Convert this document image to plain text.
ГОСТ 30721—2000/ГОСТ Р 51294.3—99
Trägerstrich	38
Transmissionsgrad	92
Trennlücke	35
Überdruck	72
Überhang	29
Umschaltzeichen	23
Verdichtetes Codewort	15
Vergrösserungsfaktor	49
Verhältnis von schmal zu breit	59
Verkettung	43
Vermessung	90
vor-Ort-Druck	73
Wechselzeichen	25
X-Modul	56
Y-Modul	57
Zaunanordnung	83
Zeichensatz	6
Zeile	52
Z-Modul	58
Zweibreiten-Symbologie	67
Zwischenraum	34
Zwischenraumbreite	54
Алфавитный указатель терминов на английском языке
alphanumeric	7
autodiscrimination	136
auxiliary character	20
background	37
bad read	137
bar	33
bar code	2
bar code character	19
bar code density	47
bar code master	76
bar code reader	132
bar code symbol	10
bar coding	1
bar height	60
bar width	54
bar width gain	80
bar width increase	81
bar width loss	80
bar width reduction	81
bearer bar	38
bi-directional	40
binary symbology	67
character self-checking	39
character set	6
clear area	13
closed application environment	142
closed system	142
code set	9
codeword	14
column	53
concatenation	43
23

•••

Problem
State the number of lines above that hold the string "width", with nothing added.

Answer to this problem
5